YOUR INSTRUCTIONS: Gather up all lines that carry the word "from".

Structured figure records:

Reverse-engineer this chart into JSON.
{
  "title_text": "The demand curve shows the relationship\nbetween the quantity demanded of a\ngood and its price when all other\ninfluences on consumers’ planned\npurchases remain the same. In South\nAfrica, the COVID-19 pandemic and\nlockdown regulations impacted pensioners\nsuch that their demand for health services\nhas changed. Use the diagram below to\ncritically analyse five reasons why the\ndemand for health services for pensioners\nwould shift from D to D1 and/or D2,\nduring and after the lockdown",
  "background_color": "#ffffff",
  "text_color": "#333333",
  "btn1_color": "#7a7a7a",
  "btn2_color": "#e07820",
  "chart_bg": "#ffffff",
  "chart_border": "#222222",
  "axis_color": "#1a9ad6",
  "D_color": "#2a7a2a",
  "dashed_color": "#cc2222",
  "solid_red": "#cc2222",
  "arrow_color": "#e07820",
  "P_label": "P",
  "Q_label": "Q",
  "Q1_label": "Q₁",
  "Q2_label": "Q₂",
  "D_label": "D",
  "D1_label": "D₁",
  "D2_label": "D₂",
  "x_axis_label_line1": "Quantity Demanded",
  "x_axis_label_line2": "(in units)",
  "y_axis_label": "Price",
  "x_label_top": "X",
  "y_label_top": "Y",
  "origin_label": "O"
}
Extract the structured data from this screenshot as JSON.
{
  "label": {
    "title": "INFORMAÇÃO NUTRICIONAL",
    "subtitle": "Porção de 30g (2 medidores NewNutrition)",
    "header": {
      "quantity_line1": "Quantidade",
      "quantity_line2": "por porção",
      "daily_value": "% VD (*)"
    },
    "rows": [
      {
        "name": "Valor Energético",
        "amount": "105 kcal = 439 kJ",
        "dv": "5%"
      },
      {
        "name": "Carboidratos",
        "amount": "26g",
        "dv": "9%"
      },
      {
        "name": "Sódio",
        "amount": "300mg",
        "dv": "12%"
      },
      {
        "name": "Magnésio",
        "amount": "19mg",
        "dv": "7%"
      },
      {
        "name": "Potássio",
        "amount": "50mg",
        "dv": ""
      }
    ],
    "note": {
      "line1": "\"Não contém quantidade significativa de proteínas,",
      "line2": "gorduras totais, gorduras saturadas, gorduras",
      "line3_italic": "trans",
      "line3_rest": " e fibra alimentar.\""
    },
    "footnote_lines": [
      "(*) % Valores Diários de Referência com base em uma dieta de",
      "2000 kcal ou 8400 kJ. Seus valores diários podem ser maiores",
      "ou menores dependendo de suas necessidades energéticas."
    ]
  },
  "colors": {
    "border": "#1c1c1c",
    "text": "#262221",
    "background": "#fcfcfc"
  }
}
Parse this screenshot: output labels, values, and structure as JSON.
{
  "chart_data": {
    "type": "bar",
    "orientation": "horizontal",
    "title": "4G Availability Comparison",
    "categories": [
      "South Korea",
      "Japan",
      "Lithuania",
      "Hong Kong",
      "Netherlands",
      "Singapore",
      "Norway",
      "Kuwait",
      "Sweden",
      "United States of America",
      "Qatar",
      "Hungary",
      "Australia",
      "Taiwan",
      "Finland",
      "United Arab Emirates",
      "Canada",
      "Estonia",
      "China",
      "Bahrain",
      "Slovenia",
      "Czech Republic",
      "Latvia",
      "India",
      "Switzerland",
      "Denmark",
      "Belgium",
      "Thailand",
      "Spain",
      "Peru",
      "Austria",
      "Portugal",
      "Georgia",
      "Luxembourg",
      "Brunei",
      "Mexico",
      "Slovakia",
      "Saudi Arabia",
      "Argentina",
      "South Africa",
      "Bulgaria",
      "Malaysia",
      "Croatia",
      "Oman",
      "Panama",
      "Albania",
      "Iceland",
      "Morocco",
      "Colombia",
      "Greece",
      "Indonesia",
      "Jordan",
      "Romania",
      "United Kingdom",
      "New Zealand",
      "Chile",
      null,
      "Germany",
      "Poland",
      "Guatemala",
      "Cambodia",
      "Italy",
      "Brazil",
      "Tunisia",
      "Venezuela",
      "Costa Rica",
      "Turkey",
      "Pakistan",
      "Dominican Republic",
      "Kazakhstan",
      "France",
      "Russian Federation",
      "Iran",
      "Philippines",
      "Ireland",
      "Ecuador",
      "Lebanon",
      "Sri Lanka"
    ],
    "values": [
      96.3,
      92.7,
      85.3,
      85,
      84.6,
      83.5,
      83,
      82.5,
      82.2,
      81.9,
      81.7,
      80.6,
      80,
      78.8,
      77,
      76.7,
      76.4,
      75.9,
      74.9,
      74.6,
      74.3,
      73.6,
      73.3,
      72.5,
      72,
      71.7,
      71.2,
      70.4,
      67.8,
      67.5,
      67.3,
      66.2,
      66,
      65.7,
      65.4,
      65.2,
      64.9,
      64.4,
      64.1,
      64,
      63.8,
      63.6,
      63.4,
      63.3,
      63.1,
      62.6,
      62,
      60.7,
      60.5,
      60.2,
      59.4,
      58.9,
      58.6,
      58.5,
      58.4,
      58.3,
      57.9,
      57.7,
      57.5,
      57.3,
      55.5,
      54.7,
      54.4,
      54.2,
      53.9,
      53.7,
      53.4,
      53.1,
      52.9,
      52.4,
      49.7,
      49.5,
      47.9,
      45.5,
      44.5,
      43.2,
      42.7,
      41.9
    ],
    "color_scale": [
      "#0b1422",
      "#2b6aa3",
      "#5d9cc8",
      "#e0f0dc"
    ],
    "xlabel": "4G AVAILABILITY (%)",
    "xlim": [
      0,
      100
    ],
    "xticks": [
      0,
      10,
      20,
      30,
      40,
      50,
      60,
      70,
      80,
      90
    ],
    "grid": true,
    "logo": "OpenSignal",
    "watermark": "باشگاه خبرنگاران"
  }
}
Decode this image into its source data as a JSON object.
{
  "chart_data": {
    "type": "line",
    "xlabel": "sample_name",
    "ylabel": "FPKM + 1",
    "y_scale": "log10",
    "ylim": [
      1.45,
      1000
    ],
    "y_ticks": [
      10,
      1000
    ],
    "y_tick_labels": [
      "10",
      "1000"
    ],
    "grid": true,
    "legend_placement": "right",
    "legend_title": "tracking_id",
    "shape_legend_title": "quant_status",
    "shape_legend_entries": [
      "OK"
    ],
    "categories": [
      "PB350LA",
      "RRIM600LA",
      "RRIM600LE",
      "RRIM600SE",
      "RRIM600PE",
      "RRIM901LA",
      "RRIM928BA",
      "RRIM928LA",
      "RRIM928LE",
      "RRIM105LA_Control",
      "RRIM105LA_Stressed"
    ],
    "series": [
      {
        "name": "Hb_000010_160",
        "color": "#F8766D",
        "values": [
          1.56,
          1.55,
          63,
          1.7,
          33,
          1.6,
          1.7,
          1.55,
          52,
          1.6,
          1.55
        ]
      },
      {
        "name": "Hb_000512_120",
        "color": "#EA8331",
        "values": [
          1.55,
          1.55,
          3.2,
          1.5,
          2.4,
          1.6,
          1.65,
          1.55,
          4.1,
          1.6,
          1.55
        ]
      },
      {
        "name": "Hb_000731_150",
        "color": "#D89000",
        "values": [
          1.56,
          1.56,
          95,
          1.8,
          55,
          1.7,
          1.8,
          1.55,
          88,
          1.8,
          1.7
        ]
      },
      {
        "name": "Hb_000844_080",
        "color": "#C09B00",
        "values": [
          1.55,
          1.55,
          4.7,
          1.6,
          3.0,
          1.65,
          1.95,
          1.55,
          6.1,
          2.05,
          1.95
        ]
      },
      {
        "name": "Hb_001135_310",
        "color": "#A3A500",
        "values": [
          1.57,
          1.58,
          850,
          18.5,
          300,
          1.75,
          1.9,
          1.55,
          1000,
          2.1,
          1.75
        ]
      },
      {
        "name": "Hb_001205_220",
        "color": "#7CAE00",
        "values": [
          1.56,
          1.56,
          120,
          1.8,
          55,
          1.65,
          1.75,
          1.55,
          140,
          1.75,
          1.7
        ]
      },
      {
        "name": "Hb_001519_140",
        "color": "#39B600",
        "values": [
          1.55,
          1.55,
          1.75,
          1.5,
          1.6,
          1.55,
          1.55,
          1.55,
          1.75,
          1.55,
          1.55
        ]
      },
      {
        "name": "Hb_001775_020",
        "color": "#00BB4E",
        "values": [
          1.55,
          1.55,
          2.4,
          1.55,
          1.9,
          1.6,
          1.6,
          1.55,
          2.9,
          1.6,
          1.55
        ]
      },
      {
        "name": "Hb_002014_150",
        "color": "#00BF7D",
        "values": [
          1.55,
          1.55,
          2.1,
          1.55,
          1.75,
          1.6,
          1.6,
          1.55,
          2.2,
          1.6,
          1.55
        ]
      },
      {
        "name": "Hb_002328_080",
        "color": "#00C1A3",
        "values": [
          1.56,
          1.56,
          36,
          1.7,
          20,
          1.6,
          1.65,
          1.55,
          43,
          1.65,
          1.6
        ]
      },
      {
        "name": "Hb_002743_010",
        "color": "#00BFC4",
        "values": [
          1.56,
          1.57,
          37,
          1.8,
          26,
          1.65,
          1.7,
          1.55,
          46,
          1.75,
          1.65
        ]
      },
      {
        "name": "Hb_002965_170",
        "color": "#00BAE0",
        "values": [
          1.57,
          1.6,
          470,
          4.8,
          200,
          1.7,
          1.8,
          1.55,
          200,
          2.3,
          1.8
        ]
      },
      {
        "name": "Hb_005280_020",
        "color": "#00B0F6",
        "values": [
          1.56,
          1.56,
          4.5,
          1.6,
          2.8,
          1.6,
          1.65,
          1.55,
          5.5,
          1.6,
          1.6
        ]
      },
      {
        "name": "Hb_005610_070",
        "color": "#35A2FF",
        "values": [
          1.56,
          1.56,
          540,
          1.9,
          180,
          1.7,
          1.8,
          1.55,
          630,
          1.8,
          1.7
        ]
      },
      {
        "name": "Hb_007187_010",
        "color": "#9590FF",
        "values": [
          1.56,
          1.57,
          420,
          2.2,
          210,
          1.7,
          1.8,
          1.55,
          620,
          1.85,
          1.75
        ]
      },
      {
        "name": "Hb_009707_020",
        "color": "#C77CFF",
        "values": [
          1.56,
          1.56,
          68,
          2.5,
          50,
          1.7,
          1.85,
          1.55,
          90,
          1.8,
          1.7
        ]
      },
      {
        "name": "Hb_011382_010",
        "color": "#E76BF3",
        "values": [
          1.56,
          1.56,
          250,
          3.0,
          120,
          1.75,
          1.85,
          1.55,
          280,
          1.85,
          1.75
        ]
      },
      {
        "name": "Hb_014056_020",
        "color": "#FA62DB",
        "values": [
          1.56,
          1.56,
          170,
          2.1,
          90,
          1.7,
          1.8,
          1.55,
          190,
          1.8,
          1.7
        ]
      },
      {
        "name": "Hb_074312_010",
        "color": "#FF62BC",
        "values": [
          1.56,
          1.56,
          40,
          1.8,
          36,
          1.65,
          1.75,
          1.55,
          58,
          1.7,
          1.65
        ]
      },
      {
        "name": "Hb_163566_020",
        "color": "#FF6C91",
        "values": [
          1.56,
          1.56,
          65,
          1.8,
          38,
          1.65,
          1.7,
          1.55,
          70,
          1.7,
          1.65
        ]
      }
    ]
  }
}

FULL ANSWER:
  "title_text": "The demand curve shows the relationship\nbetween the quantity demanded of a\ngood and its price when all other\ninfluences on consumers’ planned\npurchases remain the same. In South\nAfrica, the COVID-19 pandemic and\nlockdown regulations impacted pensioners\nsuch that their demand for health services\nhas changed. Use the diagram below to\ncritically analyse five reasons why the\ndemand for health services for pensioners\nwould shift from D to D1 and/or D2,\nduring and after the lockdown",
Extract the structured data from this screenshot as JSON.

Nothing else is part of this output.